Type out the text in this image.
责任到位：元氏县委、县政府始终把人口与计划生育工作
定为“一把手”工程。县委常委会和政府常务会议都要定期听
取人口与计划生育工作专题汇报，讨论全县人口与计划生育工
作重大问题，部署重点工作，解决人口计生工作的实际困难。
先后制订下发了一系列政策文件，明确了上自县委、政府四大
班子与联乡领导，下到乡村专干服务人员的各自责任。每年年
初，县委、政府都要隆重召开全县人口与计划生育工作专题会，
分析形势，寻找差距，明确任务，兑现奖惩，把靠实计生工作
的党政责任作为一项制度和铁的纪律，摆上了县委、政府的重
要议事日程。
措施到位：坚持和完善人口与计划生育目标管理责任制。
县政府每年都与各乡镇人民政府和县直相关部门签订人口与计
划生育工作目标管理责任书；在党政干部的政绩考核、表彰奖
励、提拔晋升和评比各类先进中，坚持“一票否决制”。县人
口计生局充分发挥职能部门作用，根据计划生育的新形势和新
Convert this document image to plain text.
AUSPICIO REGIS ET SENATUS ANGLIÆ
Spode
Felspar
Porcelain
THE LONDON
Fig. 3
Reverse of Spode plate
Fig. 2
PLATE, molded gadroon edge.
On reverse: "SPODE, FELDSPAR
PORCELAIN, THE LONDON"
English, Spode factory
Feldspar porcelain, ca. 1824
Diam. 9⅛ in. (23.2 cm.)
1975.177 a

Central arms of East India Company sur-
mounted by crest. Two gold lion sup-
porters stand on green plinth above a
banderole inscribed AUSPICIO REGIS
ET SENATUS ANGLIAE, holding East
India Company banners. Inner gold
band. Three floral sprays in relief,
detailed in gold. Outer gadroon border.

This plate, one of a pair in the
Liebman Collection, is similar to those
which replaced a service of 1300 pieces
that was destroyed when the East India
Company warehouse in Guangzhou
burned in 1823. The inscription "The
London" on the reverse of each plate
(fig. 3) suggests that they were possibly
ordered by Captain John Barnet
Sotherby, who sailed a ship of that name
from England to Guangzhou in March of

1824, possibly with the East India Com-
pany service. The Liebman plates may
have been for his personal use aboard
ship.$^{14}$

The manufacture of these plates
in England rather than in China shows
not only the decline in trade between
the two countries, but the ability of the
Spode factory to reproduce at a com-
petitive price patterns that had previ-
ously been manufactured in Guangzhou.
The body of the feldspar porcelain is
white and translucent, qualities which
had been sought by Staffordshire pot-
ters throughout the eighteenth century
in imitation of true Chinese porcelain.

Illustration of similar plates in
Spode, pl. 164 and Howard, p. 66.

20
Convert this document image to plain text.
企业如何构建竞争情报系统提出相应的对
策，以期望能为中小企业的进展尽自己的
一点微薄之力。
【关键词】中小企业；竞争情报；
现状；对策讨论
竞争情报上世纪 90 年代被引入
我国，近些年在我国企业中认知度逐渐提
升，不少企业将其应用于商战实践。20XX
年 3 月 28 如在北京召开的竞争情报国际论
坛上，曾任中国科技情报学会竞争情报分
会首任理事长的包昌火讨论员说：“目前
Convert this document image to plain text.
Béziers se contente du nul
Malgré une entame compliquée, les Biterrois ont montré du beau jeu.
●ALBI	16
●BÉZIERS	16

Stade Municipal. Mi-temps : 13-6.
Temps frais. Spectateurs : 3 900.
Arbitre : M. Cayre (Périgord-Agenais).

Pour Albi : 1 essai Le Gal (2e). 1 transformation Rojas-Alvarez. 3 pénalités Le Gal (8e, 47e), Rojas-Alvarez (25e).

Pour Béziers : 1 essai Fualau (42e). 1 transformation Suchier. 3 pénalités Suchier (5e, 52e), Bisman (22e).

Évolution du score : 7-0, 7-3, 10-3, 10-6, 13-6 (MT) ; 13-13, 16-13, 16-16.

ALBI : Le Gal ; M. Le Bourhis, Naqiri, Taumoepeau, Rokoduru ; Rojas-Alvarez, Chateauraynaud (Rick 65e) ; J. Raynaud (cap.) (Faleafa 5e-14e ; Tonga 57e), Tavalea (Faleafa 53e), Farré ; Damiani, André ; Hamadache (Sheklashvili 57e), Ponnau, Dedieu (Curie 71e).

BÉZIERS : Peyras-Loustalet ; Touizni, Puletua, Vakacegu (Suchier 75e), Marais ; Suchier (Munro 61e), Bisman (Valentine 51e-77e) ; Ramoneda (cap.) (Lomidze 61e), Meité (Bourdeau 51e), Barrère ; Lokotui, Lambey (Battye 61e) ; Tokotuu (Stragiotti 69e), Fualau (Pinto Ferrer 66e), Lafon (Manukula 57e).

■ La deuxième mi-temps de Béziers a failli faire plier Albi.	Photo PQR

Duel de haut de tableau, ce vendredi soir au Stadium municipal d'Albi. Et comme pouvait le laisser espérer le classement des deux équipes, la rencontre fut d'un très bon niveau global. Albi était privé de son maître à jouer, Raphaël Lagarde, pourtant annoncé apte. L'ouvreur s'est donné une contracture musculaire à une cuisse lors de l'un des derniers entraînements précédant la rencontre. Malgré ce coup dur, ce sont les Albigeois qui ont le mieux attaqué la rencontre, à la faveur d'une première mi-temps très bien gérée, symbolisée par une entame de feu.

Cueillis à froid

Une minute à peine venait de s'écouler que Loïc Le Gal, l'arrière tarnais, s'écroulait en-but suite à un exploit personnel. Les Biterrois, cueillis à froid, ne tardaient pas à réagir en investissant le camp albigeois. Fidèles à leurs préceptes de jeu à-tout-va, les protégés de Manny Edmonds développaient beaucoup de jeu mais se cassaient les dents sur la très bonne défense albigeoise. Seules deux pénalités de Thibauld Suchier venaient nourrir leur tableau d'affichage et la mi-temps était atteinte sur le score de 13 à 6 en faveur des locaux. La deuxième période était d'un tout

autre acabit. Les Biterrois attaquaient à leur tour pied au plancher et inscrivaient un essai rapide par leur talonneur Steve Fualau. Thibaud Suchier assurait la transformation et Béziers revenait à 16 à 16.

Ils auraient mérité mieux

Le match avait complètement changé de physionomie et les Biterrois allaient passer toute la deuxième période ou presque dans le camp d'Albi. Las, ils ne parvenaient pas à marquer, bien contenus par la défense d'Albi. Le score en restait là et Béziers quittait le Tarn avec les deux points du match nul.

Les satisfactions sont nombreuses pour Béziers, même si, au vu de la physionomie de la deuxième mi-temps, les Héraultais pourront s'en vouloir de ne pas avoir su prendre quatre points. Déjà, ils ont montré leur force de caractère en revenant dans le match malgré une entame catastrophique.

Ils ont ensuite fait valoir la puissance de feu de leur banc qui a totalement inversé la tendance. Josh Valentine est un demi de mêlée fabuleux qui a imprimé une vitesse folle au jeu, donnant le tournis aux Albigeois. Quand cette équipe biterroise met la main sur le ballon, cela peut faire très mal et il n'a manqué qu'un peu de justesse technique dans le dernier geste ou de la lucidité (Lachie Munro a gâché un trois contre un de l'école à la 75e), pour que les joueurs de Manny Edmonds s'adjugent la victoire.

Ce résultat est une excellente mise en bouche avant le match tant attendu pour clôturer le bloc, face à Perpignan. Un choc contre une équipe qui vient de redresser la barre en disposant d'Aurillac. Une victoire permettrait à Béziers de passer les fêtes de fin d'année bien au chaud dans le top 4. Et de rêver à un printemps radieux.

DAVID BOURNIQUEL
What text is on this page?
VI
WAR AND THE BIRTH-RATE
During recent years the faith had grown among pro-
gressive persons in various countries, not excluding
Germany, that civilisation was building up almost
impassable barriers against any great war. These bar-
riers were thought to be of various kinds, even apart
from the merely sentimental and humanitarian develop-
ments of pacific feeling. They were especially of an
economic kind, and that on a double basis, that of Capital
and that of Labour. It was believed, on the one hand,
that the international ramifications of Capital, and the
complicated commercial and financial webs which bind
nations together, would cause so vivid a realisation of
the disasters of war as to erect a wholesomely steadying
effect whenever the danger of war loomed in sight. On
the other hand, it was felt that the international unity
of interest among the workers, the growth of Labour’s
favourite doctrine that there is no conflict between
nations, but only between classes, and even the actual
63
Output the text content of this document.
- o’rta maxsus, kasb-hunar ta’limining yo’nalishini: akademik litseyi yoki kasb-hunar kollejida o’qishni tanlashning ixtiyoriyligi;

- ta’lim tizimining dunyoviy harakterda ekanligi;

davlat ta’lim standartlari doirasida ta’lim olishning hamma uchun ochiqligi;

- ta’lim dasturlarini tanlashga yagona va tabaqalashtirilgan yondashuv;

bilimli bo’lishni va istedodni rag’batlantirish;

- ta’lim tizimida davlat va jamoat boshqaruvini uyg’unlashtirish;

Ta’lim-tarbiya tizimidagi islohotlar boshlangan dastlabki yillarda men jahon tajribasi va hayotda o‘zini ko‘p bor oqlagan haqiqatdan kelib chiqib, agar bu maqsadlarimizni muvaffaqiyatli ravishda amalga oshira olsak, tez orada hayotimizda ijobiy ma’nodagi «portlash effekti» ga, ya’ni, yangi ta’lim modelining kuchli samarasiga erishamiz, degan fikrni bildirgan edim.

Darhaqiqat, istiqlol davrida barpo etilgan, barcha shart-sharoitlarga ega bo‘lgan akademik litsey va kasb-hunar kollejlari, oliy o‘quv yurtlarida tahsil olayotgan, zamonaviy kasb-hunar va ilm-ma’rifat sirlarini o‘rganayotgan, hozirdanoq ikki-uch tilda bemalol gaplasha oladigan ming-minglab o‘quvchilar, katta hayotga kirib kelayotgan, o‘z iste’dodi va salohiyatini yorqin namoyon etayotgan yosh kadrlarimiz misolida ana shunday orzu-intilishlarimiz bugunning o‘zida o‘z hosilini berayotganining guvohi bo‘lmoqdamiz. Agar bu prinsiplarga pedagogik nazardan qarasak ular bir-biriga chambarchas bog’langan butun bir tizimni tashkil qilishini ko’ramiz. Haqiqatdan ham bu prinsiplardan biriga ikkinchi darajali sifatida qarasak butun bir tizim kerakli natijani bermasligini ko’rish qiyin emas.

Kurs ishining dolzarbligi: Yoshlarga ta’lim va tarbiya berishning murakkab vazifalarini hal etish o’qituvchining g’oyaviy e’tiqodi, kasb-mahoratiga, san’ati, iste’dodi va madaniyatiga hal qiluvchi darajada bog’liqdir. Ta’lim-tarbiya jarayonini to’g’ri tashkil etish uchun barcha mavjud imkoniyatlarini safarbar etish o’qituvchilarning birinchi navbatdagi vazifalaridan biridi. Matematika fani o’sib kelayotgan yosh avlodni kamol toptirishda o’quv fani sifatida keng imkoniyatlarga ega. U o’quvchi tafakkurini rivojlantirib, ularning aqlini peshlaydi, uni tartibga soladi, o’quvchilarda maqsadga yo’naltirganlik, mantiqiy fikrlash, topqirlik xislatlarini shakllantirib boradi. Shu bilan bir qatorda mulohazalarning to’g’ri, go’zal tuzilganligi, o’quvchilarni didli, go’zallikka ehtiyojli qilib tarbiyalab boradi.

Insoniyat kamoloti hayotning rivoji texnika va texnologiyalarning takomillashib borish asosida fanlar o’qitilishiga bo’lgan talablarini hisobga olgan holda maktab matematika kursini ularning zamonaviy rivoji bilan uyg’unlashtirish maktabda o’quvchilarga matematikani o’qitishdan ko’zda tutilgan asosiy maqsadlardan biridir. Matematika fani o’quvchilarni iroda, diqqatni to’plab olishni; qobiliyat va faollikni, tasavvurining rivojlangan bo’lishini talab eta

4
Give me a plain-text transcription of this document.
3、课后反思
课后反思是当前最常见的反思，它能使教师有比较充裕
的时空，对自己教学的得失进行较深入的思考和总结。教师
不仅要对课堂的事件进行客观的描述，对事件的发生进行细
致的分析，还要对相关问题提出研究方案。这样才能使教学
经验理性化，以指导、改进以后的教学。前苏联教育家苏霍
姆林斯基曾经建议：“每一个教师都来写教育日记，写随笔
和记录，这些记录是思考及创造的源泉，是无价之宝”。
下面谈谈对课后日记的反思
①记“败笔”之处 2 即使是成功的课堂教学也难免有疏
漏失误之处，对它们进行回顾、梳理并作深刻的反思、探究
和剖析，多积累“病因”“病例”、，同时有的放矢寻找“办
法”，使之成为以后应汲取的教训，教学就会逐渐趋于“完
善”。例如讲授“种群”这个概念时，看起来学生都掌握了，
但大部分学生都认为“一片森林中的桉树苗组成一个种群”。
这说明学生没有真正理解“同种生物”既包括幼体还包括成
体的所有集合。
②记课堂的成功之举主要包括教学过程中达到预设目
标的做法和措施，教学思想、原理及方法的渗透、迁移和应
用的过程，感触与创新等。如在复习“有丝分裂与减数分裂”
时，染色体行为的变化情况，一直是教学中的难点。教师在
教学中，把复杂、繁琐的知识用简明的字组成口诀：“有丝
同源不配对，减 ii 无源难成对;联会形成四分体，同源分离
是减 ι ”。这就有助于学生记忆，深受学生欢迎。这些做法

· · · ·

Going through the entries above, tally each line that has the word "REGIS". Answer with the number only.

Response to this task: 2